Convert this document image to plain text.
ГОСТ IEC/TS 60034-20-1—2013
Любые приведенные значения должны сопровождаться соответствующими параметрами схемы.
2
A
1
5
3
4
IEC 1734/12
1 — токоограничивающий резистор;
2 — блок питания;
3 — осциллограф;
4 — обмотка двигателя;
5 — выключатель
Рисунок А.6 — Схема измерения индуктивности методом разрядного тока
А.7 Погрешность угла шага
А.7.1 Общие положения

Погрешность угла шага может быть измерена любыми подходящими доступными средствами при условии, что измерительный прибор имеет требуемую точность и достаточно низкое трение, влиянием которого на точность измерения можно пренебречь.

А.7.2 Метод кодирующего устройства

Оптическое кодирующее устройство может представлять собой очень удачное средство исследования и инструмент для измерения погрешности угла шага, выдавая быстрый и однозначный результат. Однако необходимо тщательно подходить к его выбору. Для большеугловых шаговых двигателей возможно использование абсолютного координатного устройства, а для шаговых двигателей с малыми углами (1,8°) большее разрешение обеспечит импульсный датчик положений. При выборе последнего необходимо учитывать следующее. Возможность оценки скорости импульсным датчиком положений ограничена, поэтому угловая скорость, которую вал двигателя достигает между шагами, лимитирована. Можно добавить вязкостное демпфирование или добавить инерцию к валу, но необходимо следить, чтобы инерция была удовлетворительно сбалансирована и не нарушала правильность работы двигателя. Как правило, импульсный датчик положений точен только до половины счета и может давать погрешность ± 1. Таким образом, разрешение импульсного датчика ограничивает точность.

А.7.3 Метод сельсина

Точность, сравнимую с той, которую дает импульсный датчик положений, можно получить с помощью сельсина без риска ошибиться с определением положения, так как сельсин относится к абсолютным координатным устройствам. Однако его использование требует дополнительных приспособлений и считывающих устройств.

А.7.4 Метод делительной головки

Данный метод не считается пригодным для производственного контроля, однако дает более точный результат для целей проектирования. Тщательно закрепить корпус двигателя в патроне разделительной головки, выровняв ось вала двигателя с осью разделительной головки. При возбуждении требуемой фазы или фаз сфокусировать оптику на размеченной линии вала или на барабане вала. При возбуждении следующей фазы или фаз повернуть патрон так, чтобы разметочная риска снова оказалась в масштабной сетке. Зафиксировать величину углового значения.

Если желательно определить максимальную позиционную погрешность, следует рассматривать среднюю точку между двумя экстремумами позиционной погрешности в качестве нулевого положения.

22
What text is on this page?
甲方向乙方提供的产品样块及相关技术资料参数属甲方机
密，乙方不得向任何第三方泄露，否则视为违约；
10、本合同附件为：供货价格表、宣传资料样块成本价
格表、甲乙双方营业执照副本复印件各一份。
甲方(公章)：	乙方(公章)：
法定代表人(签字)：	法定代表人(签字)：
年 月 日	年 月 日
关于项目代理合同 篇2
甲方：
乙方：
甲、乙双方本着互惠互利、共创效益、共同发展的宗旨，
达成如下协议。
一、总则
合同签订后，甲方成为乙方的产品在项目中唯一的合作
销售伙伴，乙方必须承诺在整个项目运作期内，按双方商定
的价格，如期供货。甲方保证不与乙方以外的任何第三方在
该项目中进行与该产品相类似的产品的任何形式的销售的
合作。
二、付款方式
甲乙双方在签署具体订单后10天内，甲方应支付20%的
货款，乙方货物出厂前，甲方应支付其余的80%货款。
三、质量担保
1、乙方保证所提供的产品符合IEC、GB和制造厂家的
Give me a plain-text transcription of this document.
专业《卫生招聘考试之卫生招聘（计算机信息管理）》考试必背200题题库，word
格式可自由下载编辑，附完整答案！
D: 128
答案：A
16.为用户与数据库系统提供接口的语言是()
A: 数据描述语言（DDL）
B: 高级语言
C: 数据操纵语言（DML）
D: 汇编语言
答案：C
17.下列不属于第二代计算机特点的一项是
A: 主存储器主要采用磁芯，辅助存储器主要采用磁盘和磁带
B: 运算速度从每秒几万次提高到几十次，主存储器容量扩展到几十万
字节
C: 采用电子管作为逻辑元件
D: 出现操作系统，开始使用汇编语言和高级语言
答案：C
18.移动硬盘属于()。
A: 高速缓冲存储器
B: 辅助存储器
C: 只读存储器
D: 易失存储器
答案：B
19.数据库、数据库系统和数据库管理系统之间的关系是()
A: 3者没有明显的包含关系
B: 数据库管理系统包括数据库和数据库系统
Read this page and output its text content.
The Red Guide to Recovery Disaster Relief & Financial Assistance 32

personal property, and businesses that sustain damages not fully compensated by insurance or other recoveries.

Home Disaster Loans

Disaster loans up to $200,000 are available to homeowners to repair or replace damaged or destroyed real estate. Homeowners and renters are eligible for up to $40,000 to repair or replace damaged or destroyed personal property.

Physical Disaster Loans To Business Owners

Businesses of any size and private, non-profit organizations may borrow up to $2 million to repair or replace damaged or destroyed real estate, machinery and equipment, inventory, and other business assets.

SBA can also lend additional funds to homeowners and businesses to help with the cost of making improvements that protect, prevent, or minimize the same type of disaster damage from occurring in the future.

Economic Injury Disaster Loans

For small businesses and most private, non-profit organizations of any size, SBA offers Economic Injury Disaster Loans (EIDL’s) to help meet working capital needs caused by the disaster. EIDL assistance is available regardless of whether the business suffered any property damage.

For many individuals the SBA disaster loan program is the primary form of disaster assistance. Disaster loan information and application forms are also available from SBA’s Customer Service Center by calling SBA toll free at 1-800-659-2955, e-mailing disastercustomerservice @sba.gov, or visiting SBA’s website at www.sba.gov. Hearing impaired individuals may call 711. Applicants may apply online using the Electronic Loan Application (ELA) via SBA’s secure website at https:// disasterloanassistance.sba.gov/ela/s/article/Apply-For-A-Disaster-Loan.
##############################
Work required. Please repeat the listing exactly, with nothing left out.

Task solution.
Convert this document image to plain text.
ГОСТ IEC/TS 60034-20-1—2013
Любые приведенные значения должны сопровождаться соответствующими параметрами схемы.
2
A
1
5
3
4
IEC 1734/12
1 — токоограничивающий резистор;
2 — блок питания;
3 — осциллограф;
4 — обмотка двигателя;
5 — выключатель
Рисунок А.6 — Схема измерения индуктивности методом разрядного тока
А.7 Погрешность угла шага
А.7.1 Общие положения

Погрешность угла шага может быть измерена любыми подходящими доступными средствами при условии, что измерительный прибор имеет требуемую точность и достаточно низкое трение, влиянием которого на точность измерения можно пренебречь.

А.7.2 Метод кодирующего устройства

Оптическое кодирующее устройство может представлять собой очень удачное средство исследования и инструмент для измерения погрешности угла шага, выдавая быстрый и однозначный результат. Однако необходимо тщательно подходить к его выбору. Для большеугловых шаговых двигателей возможно использование абсолютного координатного устройства, а для шаговых двигателей с малыми углами (1,8°) большее разрешение обеспечит импульсный датчик положений. При выборе последнего необходимо учитывать следующее. Возможность оценки скорости импульсным датчиком положений ограничена, поэтому угловая скорость, которую вал двигателя достигает между шагами, лимитирована. Можно добавить вязкостное демпфирование или добавить инерцию к валу, но необходимо следить, чтобы инерция была удовлетворительно сбалансирована и не нарушала правильность работы двигателя. Как правило, импульсный датчик положений точен только до половины счета и может давать погрешность ± 1. Таким образом, разрешение импульсного датчика ограничивает точность.

А.7.3 Метод сельсина

Точность, сравнимую с той, которую дает импульсный датчик положений, можно получить с помощью сельсина без риска ошибиться с определением положения, так как сельсин относится к абсолютным координатным устройствам. Однако его использование требует дополнительных приспособлений и считывающих устройств.

А.7.4 Метод делительной головки

Данный метод не считается пригодным для производственного контроля, однако дает более точный результат для целей проектирования. Тщательно закрепить корпус двигателя в патроне разделительной головки, выровняв ось вала двигателя с осью разделительной головки. При возбуждении требуемой фазы или фаз сфокусировать оптику на размеченной линии вала или на барабане вала. При возбуждении следующей фазы или фаз повернуть патрон так, чтобы разметочная риска снова оказалась в масштабной сетке. Зафиксировать величину углового значения.

Если желательно определить максимальную позиционную погрешность, следует рассматривать среднюю точку между двумя экстремумами позиционной погрешности в качестве нулевого положения.

22
What text is on this page?
甲方向乙方提供的产品样块及相关技术资料参数属甲方机
密，乙方不得向任何第三方泄露，否则视为违约；
10、本合同附件为：供货价格表、宣传资料样块成本价
格表、甲乙双方营业执照副本复印件各一份。
甲方(公章)：	乙方(公章)：
法定代表人(签字)：	法定代表人(签字)：
年 月 日	年 月 日
关于项目代理合同 篇2
甲方：
乙方：
甲、乙双方本着互惠互利、共创效益、共同发展的宗旨，
达成如下协议。
一、总则
合同签订后，甲方成为乙方的产品在项目中唯一的合作
销售伙伴，乙方必须承诺在整个项目运作期内，按双方商定
的价格，如期供货。甲方保证不与乙方以外的任何第三方在
该项目中进行与该产品相类似的产品的任何形式的销售的
合作。
二、付款方式
甲乙双方在签署具体订单后10天内，甲方应支付20%的
货款，乙方货物出厂前，甲方应支付其余的80%货款。
三、质量担保
1、乙方保证所提供的产品符合IEC、GB和制造厂家的
Give me a plain-text transcription of this document.
专业《卫生招聘考试之卫生招聘（计算机信息管理）》考试必背200题题库，word
格式可自由下载编辑，附完整答案！
D: 128
答案：A
16.为用户与数据库系统提供接口的语言是()
A: 数据描述语言（DDL）
B: 高级语言
C: 数据操纵语言（DML）
D: 汇编语言
答案：C
17.下列不属于第二代计算机特点的一项是
A: 主存储器主要采用磁芯，辅助存储器主要采用磁盘和磁带
B: 运算速度从每秒几万次提高到几十次，主存储器容量扩展到几十万
字节
C: 采用电子管作为逻辑元件
D: 出现操作系统，开始使用汇编语言和高级语言
答案：C
18.移动硬盘属于()。
A: 高速缓冲存储器
B: 辅助存储器
C: 只读存储器
D: 易失存储器
答案：B
19.数据库、数据库系统和数据库管理系统之间的关系是()
A: 3者没有明显的包含关系
B: 数据库管理系统包括数据库和数据库系统
Read this page and output its text content.
The Red Guide to Recovery Disaster Relief & Financial Assistance 32

personal property, and businesses that sustain damages not fully compensated by insurance or other recoveries.

Home Disaster Loans

Disaster loans up to $200,000 are available to homeowners to repair or replace damaged or destroyed real estate. Homeowners and renters are eligible for up to $40,000 to repair or replace damaged or destroyed personal property.

Physical Disaster Loans To Business Owners

Businesses of any size and private, non-profit organizations may borrow up to $2 million to repair or replace damaged or destroyed real estate, machinery and equipment, inventory, and other business assets.

SBA can also lend additional funds to homeowners and businesses to help with the cost of making improvements that protect, prevent, or minimize the same type of disaster damage from occurring in the future.

Economic Injury Disaster Loans

For small businesses and most private, non-profit organizations of any size, SBA offers Economic Injury Disaster Loans (EIDL’s) to help meet working capital needs caused by the disaster. EIDL assistance is available regardless of whether the business suffered any property damage.

For many individuals the SBA disaster loan program is the primary form of disaster assistance. Disaster loan information and application forms are also available from SBA’s Customer Service Center by calling SBA toll free at 1-800-659-2955, e-mailing disastercustomerservice @sba.gov, or visiting SBA’s website at www.sba.gov. Hearing impaired individuals may call 711. Applicants may apply online using the Electronic Loan Application (ELA) via SBA’s secure website at https:// disasterloanassistance.sba.gov/ela/s/article/Apply-For-A-Disaster-Loan.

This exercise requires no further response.